--- Begin ---
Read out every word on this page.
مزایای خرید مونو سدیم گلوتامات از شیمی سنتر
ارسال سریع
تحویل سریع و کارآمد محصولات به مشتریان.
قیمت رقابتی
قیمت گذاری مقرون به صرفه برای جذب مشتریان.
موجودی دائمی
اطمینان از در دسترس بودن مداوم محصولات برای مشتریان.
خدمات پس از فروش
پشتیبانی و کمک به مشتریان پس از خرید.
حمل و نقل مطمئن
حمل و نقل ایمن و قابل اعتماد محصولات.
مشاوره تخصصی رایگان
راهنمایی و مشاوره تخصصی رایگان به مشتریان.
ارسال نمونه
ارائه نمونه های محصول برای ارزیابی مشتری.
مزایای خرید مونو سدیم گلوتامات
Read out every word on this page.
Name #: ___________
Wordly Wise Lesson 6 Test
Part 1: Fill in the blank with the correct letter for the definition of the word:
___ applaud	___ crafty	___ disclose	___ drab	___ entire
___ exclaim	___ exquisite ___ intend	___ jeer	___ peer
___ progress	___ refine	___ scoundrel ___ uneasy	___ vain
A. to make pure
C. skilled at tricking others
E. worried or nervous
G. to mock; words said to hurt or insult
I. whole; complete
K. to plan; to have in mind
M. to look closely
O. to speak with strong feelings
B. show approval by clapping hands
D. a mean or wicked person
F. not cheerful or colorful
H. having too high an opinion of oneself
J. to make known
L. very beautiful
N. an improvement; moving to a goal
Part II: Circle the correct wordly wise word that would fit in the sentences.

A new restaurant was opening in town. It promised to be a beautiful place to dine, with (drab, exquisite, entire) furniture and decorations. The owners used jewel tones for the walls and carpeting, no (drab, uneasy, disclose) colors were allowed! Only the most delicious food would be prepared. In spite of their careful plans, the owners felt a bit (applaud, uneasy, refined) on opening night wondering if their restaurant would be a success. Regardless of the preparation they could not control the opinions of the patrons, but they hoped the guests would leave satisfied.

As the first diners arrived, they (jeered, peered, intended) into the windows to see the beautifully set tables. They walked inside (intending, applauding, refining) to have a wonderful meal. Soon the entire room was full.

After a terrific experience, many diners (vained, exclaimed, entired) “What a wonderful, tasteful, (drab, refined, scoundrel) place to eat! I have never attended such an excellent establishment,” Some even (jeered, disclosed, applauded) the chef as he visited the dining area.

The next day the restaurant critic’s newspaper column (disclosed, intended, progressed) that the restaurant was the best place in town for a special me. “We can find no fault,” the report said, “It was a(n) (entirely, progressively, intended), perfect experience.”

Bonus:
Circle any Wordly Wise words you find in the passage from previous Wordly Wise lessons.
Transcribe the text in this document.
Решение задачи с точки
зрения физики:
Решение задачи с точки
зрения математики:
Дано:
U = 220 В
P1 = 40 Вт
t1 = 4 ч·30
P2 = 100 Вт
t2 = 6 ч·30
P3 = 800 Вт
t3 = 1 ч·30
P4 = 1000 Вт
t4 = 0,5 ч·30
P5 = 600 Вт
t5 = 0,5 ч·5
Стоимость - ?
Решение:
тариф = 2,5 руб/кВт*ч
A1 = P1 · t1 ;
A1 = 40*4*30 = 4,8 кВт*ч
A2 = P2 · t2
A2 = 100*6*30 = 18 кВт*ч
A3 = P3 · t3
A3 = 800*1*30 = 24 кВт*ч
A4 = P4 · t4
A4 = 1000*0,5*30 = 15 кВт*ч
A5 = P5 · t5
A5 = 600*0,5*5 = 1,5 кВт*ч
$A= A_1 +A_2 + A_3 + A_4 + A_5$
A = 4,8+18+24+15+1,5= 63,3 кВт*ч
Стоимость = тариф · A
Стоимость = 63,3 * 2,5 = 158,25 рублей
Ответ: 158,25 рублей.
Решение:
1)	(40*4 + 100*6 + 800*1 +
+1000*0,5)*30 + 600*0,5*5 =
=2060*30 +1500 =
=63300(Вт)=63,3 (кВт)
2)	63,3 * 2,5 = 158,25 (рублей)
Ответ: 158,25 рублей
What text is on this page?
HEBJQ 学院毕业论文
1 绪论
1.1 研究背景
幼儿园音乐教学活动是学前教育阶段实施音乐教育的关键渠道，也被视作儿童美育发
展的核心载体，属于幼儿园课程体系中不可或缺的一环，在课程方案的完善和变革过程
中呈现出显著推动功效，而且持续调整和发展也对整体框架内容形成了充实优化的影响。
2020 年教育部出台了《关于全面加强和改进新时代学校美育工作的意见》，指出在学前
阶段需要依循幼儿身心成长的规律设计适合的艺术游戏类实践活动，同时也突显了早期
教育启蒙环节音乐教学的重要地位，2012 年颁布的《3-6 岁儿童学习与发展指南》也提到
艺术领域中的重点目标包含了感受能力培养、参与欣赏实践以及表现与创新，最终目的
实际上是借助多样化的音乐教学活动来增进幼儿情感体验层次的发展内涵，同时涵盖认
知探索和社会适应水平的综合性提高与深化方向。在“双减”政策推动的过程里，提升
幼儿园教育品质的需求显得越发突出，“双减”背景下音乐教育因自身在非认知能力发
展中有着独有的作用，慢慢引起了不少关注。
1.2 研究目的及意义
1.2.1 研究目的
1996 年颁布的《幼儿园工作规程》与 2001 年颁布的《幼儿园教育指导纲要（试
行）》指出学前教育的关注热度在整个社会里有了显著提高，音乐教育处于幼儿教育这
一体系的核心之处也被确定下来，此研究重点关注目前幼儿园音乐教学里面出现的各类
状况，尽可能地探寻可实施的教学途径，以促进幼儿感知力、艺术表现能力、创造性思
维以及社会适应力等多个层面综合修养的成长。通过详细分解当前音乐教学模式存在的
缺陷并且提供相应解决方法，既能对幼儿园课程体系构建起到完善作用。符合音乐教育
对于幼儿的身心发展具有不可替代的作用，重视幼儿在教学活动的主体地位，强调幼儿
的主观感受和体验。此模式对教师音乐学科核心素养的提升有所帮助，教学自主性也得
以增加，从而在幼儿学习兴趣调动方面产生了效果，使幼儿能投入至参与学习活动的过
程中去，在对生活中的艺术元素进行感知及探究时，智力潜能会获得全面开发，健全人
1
--- End ---
JOB: List all lines in the material containing the string "intended".

CORRECT ANSWER:
As the first diners arrived, they (jeered, peered, intended) into the windows to see the beautifully set tables. They walked inside (intending, applauding, refining) to have a wonderful meal. Soon the entire room was full.
The next day the restaurant critic’s newspaper column (disclosed, intended, progressed) that the restaurant was the best place in town for a special me. “We can find no fault,” the report said, “It was a(n) (entirely, progressively, intended), perfect experience.”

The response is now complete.